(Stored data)
========================

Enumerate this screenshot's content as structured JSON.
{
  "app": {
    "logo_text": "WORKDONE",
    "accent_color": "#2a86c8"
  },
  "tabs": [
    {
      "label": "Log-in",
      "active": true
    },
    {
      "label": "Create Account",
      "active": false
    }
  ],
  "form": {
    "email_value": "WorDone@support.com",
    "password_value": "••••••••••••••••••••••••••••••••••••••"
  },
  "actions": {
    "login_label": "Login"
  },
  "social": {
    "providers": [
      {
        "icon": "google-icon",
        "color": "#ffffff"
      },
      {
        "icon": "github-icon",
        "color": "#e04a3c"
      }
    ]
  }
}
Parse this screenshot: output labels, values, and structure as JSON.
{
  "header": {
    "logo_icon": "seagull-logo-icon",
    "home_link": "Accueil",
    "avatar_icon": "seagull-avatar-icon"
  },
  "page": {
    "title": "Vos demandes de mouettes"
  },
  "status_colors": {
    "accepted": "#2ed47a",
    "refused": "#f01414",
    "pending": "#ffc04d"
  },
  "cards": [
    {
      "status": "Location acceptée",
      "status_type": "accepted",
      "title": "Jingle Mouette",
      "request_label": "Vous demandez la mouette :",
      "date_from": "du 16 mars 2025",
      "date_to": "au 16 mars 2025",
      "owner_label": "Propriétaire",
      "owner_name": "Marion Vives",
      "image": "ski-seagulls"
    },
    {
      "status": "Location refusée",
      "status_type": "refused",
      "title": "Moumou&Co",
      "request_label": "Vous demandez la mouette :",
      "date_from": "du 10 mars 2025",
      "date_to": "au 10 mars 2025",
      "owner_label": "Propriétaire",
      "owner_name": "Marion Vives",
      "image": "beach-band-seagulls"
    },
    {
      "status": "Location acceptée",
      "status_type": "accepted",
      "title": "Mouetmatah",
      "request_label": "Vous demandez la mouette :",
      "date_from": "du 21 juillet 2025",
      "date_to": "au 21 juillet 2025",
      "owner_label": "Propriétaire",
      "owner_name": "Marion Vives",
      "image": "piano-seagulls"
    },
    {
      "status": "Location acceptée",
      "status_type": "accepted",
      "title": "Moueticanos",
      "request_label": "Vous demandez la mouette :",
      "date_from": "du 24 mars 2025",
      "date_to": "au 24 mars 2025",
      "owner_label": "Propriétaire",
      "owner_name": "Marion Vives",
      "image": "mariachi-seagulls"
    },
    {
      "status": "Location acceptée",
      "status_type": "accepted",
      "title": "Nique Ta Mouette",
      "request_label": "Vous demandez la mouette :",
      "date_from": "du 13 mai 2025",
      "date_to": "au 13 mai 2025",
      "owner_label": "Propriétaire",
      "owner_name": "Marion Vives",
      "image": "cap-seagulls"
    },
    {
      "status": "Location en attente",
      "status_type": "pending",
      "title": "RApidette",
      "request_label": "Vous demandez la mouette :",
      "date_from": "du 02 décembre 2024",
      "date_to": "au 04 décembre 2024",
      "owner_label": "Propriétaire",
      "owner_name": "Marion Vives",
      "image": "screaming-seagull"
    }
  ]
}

========================

→ WHAT YOU WILL DO
Provide an exact reproduction of all the entries shown above.

→ CORRECT RESULT
Enumerate this screenshot's content as structured JSON.
{
  "app": {
    "logo_text": "WORKDONE",
    "accent_color": "#2a86c8"
  },
  "tabs": [
    {
      "label": "Log-in",
      "active": true
    },
    {
      "label": "Create Account",
      "active": false
    }
  ],
  "form": {
    "email_value": "WorDone@support.com",
    "password_value": "••••••••••••••••••••••••••••••••••••••"
  },
  "actions": {
    "login_label": "Login"
  },
  "social": {
    "providers": [
      {
        "icon": "google-icon",
        "color": "#ffffff"
      },
      {
        "icon": "github-icon",
        "color": "#e04a3c"
      }
    ]
  }
}
Parse this screenshot: output labels, values, and structure as JSON.
{
  "header": {
    "logo_icon": "seagull-logo-icon",
    "home_link": "Accueil",
    "avatar_icon": "seagull-avatar-icon"
  },
  "page": {
    "title": "Vos demandes de mouettes"
  },
  "status_colors": {
    "accepted": "#2ed47a",
    "refused": "#f01414",
    "pending": "#ffc04d"
  },
  "cards": [
    {
      "status": "Location acceptée",
      "status_type": "accepted",
      "title": "Jingle Mouette",
      "request_label": "Vous demandez la mouette :",
      "date_from": "du 16 mars 2025",
      "date_to": "au 16 mars 2025",
      "owner_label": "Propriétaire",
      "owner_name": "Marion Vives",
      "image": "ski-seagulls"
    },
    {
      "status": "Location refusée",
      "status_type": "refused",
      "title": "Moumou&Co",
      "request_label": "Vous demandez la mouette :",
      "date_from": "du 10 mars 2025",
      "date_to": "au 10 mars 2025",
      "owner_label": "Propriétaire",
      "owner_name": "Marion Vives",
      "image": "beach-band-seagulls"
    },
    {
      "status": "Location acceptée",
      "status_type": "accepted",
      "title": "Mouetmatah",
      "request_label": "Vous demandez la mouette :",
      "date_from": "du 21 juillet 2025",
      "date_to": "au 21 juillet 2025",
      "owner_label": "Propriétaire",
      "owner_name": "Marion Vives",
      "image": "piano-seagulls"
    },
    {
      "status": "Location acceptée",
      "status_type": "accepted",
      "title": "Moueticanos",
      "request_label": "Vous demandez la mouette :",
      "date_from": "du 24 mars 2025",
      "date_to": "au 24 mars 2025",
      "owner_label": "Propriétaire",
      "owner_name": "Marion Vives",
      "image": "mariachi-seagulls"
    },
    {
      "status": "Location acceptée",
      "status_type": "accepted",
      "title": "Nique Ta Mouette",
      "request_label": "Vous demandez la mouette :",
      "date_from": "du 13 mai 2025",
      "date_to": "au 13 mai 2025",
      "owner_label": "Propriétaire",
      "owner_name": "Marion Vives",
      "image": "cap-seagulls"
    },
    {
      "status": "Location en attente",
      "status_type": "pending",
      "title": "RApidette",
      "request_label": "Vous demandez la mouette :",
      "date_from": "du 02 décembre 2024",
      "date_to": "au 04 décembre 2024",
      "owner_label": "Propriétaire",
      "owner_name": "Marion Vives",
      "image": "screaming-seagull"
    }
  ]
}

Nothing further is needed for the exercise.